▶ EXCERPT PROVIDED

* * *

# Name that Midwest GSD Stud Dog



## Terrasita Cuffie (Jun 8, 2008)

Okay, me and a friend are kicking this around and we have a few on our list. However, I thought I'd toss it around to the group. Here's the *general*criteria:

1. Within a day's drive of Cape Girardeau, MO
2. Prefer titled in a bite work sport
3. High premium on OFA elbows and hips [T's preference]
4. Health certifications if no OFA [A Normal Hips and Elbows]
5. Working titled or working progeny on the ground i.e. evidence of the ability to produce working drives

Bitch is linebred on Fero in the 3rd and 4th generations brings in Gildo, Mink, Crok, Harro.


Without getting into the specifics on the bitch, we're looking for some local stud talent to see who would be complementary/compatible. Thoughts???

Terrasita


----------



## David Crow (Mar 7, 2011)

What about Wrex vom Enckhausen Mike Diehl is using him and Flemink9 is also using him. OFA excellennt hips.


----------



## jamie lind (Feb 19, 2009)

http://www.staatsmacht.com/home.html


----------



## Britney Pelletier (Mar 5, 2009)

Is your bitch titled? 

You have a LOT of really quality dogs to choose from with the criteria you listed, however, I know many owners of said dogs will only breed their dogs to titled bitches (rightfully so).

* * *

▶ SHORT PROBLEM A
In the forum thread about a Midwest stud dog, how close to Cape Girardeau, MO should the stud be?
The forum thread and the listing have no connection to each other.

▶ INFORMATION GIVEN
* * *

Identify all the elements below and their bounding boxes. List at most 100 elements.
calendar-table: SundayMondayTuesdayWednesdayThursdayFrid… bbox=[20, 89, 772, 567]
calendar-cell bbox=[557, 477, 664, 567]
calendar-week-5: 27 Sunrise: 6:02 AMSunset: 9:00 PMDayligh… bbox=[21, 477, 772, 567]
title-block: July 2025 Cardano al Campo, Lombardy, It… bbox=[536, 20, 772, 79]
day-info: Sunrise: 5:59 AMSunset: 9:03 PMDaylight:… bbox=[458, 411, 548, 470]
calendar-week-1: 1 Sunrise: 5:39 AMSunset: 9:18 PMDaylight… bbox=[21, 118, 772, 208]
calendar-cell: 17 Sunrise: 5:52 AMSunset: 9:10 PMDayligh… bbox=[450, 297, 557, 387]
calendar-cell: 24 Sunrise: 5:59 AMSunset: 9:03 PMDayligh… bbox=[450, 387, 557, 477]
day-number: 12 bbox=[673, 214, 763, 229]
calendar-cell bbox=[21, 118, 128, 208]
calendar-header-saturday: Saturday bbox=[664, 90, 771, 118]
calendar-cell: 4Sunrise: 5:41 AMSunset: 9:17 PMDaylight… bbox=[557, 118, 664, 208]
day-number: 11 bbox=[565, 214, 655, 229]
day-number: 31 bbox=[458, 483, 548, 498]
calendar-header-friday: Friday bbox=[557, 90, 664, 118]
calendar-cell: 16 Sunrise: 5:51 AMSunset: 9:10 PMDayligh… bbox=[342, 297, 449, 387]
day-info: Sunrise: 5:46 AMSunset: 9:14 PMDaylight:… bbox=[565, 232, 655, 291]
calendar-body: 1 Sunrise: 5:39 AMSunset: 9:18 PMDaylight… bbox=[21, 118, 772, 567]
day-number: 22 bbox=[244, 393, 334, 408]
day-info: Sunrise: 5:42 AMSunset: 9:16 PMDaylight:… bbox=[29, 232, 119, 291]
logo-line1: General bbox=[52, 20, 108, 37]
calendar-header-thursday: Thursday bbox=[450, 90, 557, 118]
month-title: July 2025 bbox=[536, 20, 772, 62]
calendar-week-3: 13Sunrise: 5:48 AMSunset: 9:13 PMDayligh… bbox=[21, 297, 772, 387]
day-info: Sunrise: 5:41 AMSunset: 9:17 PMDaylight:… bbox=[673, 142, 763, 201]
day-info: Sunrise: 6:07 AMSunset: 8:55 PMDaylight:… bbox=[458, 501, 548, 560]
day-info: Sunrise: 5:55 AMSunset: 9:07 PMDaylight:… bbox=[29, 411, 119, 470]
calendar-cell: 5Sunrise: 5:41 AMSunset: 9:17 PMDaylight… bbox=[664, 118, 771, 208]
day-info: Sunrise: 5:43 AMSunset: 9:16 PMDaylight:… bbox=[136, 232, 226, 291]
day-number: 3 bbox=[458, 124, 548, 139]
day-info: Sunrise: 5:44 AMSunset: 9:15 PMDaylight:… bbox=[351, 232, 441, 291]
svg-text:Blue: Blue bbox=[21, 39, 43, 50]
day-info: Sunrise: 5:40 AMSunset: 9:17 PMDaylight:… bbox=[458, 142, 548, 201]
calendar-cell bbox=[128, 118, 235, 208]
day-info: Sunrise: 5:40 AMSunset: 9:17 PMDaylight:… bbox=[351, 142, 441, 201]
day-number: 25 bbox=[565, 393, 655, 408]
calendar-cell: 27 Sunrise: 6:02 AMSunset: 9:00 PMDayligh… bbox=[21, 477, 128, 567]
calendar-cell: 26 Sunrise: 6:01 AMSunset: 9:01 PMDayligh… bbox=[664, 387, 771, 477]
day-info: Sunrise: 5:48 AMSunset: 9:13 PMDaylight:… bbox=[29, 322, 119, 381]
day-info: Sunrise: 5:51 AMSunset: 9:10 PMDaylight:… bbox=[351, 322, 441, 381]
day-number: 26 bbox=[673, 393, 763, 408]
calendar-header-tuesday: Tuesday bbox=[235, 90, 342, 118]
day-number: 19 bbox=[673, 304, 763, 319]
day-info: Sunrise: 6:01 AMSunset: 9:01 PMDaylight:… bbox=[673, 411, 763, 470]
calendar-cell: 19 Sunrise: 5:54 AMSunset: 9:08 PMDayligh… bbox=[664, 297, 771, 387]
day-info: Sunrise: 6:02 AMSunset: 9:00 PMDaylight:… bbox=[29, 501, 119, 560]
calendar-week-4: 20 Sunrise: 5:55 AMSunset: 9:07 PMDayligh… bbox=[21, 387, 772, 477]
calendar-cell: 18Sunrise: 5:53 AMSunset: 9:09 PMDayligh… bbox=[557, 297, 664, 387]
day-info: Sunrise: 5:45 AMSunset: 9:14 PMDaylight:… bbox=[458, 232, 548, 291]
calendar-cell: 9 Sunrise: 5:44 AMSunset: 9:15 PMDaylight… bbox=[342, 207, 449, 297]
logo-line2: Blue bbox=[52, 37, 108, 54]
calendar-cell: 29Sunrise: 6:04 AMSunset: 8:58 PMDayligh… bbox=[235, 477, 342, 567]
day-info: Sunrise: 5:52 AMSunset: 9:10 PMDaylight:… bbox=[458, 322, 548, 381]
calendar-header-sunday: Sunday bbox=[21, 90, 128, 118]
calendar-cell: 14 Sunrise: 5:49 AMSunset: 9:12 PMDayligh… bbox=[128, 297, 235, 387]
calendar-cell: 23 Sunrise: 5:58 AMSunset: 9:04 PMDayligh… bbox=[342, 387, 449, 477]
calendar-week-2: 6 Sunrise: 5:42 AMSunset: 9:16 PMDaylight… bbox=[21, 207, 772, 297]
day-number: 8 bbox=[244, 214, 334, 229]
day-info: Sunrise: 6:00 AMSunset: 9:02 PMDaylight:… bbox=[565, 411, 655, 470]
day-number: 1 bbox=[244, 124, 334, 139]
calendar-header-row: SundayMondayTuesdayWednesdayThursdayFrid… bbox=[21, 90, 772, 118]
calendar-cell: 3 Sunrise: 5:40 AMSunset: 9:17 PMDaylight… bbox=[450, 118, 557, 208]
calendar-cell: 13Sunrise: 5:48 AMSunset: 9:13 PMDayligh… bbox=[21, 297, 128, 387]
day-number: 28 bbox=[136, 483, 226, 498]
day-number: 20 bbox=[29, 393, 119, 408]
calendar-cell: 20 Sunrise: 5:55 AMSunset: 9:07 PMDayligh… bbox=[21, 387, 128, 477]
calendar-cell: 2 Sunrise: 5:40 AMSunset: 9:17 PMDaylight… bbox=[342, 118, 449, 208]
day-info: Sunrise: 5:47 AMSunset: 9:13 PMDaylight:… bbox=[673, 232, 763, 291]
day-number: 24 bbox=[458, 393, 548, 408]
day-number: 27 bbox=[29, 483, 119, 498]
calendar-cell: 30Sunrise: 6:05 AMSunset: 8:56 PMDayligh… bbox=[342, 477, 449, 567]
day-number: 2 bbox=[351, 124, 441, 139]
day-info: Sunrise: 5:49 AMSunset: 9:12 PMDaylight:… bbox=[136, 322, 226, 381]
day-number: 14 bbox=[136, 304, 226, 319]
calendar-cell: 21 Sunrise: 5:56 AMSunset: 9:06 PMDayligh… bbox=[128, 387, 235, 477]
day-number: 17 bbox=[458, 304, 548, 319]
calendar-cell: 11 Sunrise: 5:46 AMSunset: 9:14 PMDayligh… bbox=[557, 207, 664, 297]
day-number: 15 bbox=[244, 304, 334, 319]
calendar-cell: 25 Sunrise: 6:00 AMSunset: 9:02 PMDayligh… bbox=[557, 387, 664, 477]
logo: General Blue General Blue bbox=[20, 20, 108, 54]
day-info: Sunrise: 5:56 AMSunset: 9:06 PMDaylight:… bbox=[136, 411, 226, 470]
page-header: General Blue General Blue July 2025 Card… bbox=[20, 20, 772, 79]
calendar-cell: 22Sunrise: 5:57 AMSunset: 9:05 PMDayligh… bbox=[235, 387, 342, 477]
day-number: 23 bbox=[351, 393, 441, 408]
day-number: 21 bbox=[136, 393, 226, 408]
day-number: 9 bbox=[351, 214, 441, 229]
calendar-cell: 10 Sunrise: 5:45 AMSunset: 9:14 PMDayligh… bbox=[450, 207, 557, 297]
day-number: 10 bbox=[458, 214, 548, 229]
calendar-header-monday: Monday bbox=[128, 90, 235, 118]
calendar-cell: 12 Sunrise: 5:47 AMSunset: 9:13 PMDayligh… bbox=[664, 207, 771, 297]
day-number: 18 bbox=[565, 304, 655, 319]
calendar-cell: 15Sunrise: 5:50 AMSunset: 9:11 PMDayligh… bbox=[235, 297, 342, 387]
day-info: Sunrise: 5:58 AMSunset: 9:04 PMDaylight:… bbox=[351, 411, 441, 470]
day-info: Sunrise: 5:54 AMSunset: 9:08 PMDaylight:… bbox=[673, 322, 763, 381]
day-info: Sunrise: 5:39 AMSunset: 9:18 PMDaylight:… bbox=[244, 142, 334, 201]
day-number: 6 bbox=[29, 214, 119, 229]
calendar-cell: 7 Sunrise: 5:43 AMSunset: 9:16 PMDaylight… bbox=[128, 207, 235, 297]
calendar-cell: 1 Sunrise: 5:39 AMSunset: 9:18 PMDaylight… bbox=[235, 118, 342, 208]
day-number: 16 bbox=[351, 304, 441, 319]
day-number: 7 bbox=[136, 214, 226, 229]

* * *

▶ SHORT PROBLEM B
Arrange the part of the listing that runs from its first line through the line containing "day-info: Sunrise: 5:59" as a Markdown table with the columns No. and Line, leaving out blank lines.

▶ CORRECT ANSWER A
Within a day's drive of Cape Girardeau, MO.

▶ CORRECT ANSWER B
| No. | Line |
|---|---|
| 1 | Identify all the elements below and their bounding boxes. List at most 100 elements. |
| 2 | calendar-table: SundayMondayTuesdayWednesdayThursdayFrid… bbox=[20, 89, 772, 567] |
| 3 | calendar-cell bbox=[557, 477, 664, 567] |
| 4 | calendar-week-5: 27 Sunrise: 6:02 AMSunset: 9:00 PMDayligh… bbox=[21, 477, 772, 567] |
| 5 | title-block: July 2025 Cardano al Campo, Lombardy, It… bbox=[536, 20, 772, 79] |
| 6 | day-info: Sunrise: 5:59 AMSunset: 9:03 PMDaylight:… bbox=[458, 411, 548, 470] |